• [Provided records]
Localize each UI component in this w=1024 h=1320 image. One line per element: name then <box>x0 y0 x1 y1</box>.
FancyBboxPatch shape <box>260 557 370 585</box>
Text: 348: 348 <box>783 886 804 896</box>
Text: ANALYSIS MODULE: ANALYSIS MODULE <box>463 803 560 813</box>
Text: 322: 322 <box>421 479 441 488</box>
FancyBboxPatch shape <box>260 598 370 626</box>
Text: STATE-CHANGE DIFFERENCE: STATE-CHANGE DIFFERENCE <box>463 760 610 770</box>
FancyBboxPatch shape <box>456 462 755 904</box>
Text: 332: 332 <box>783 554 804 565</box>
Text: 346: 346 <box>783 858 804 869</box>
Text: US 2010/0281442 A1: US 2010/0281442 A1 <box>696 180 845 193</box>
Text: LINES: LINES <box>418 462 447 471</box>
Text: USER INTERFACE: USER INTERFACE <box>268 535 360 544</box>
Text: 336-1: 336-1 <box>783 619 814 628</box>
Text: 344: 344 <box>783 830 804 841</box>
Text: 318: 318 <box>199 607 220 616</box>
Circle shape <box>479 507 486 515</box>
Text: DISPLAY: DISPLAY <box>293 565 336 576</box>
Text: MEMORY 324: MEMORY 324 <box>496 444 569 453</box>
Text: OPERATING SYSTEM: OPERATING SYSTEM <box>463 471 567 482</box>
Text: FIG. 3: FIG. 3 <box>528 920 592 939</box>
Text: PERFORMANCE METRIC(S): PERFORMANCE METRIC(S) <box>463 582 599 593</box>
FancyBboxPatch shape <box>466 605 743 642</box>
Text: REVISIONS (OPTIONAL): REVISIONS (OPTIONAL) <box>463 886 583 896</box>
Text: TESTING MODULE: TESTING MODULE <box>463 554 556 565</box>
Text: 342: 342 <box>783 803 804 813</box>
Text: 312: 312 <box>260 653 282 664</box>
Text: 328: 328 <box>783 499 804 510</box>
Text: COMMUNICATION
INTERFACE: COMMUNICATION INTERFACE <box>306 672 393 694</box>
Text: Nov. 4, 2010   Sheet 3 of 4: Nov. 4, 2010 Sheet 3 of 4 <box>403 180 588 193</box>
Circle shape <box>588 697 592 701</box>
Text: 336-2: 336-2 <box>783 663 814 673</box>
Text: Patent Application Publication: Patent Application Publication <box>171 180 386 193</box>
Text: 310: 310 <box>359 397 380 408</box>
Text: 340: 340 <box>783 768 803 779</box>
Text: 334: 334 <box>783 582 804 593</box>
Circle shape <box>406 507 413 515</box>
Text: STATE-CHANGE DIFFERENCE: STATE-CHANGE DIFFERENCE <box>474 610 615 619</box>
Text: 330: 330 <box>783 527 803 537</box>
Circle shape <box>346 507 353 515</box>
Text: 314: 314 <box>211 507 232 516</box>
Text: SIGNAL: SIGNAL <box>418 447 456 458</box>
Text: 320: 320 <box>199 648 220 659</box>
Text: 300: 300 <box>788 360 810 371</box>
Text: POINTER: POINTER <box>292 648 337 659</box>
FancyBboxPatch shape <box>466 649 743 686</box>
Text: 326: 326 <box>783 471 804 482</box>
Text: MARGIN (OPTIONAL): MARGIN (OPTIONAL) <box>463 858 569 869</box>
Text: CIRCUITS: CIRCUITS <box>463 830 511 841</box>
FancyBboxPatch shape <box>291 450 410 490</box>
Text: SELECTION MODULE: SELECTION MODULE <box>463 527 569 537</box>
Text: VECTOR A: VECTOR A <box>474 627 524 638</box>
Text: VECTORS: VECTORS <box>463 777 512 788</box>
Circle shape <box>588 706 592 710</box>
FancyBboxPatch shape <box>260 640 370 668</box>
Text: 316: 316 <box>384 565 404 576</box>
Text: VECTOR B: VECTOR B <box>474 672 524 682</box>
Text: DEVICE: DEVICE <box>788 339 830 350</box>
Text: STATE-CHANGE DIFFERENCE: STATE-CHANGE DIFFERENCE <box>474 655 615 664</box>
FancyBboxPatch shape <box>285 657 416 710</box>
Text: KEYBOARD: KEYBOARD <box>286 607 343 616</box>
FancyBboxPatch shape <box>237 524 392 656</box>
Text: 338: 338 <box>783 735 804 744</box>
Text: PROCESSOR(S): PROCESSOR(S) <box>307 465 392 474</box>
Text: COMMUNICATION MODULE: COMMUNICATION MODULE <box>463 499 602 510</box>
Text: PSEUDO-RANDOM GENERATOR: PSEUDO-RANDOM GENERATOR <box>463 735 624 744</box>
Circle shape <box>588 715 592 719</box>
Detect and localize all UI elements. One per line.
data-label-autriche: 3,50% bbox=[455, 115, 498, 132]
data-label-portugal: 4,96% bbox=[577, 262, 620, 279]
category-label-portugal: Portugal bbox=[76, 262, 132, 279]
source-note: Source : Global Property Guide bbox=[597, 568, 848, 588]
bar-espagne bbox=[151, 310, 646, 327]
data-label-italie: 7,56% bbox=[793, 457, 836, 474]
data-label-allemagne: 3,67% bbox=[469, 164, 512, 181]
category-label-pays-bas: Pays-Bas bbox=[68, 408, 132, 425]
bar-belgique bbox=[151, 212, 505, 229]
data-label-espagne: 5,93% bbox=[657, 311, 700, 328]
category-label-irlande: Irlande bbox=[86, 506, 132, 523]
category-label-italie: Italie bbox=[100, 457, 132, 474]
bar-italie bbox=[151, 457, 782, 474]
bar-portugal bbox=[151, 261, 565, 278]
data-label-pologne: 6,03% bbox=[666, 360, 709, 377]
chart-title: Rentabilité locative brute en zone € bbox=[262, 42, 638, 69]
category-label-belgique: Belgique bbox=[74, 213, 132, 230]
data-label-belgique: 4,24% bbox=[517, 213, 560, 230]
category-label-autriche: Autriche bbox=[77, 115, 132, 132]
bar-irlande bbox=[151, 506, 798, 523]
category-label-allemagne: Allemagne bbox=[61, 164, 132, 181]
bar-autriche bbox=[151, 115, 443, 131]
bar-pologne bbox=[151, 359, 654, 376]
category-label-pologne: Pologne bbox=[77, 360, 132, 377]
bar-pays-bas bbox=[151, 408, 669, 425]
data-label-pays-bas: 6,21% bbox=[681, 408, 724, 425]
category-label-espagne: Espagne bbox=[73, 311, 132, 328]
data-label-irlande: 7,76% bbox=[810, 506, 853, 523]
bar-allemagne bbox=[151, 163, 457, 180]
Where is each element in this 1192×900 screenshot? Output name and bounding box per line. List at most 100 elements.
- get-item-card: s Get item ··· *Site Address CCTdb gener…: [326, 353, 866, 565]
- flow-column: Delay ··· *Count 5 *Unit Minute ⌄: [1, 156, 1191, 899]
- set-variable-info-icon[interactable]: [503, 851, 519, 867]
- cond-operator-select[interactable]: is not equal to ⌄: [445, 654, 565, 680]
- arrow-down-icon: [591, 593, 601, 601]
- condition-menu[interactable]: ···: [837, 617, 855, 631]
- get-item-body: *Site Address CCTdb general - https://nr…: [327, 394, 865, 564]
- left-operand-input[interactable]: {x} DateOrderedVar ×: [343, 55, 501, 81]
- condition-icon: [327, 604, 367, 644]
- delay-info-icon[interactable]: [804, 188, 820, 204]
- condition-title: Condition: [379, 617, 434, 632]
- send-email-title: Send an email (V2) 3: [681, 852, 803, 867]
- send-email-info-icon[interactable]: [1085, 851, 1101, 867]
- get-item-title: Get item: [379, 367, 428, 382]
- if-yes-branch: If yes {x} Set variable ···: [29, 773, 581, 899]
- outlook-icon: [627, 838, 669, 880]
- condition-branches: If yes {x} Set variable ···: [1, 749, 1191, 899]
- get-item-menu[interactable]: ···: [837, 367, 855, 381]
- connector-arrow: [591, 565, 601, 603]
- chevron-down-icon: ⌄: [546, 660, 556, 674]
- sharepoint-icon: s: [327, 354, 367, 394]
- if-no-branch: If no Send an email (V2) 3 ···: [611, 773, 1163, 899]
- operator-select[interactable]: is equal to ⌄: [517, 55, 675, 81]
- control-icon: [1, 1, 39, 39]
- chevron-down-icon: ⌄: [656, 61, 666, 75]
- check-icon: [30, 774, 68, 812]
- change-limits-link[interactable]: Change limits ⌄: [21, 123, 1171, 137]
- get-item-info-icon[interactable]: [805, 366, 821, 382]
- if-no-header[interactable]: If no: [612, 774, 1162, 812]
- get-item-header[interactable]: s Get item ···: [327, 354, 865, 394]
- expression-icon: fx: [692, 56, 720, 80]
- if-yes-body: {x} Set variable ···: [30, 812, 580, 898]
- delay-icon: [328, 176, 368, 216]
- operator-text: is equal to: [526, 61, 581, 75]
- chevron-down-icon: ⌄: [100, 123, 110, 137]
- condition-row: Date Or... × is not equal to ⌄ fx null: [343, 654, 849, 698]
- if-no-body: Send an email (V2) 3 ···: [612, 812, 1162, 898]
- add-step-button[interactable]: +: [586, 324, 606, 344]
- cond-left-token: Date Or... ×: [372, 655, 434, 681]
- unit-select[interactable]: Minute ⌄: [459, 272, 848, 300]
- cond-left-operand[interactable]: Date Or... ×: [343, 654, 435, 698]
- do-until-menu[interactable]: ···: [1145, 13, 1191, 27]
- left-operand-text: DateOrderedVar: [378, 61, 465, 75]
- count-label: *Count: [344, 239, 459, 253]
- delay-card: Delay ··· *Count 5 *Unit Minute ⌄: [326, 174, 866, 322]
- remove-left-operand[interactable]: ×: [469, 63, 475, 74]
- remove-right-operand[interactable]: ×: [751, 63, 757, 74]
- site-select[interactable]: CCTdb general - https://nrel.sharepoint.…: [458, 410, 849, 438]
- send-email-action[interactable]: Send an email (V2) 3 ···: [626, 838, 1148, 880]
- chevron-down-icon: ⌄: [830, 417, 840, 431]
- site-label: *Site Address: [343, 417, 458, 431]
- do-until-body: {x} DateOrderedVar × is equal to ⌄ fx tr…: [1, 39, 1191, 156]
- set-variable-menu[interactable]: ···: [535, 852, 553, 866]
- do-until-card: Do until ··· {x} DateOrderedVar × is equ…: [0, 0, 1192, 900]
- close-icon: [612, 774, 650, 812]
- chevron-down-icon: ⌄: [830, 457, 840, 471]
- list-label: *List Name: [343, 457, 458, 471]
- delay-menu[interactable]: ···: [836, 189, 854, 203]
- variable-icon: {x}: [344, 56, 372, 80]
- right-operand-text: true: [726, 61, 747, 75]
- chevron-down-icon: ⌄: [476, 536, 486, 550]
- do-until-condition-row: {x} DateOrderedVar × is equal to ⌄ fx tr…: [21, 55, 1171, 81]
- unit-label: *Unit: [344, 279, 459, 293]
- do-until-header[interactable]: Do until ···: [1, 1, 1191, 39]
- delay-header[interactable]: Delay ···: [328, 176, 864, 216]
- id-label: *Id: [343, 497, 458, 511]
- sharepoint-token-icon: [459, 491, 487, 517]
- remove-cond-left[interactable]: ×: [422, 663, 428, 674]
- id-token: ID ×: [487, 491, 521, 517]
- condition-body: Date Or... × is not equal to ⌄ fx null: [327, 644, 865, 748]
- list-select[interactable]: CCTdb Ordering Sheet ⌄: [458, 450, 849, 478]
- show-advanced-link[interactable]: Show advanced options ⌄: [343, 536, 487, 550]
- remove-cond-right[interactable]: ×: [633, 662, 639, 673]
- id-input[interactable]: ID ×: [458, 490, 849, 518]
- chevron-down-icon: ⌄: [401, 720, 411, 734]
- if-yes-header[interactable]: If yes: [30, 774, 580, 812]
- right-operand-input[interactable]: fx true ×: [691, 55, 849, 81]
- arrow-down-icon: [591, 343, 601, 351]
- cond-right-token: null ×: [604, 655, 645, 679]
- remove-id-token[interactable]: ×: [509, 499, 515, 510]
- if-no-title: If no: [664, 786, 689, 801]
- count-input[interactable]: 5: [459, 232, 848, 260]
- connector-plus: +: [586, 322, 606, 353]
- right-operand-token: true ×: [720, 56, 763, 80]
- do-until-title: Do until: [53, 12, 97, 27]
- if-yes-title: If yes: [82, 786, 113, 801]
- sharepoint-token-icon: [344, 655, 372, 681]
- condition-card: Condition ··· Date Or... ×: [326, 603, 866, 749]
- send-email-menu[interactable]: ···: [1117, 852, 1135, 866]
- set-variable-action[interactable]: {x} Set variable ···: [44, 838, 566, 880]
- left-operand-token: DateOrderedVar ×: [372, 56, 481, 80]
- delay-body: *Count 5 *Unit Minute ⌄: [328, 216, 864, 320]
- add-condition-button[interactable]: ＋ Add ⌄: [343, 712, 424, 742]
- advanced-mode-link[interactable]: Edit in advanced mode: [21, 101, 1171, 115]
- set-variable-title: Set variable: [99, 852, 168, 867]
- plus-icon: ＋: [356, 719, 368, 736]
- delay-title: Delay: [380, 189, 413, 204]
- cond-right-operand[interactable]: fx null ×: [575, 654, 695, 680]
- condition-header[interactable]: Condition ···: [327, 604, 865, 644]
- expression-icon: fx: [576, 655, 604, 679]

• [Short exercise] Reproduce verbatim the lines from the start of the records through the line containing "Text: 346: 346 <box>783 858 804 869</box>", including that line.

• [Output for this task]
Localize each UI component in this w=1024 h=1320 image. One line per element: name then <box>x0 y0 x1 y1</box>.
FancyBboxPatch shape <box>260 557 370 585</box>
Text: 348: 348 <box>783 886 804 896</box>
Text: ANALYSIS MODULE: ANALYSIS MODULE <box>463 803 560 813</box>
Text: 322: 322 <box>421 479 441 488</box>
FancyBboxPatch shape <box>260 598 370 626</box>
Text: STATE-CHANGE DIFFERENCE: STATE-CHANGE DIFFERENCE <box>463 760 610 770</box>
FancyBboxPatch shape <box>456 462 755 904</box>
Text: 332: 332 <box>783 554 804 565</box>
Text: 346: 346 <box>783 858 804 869</box>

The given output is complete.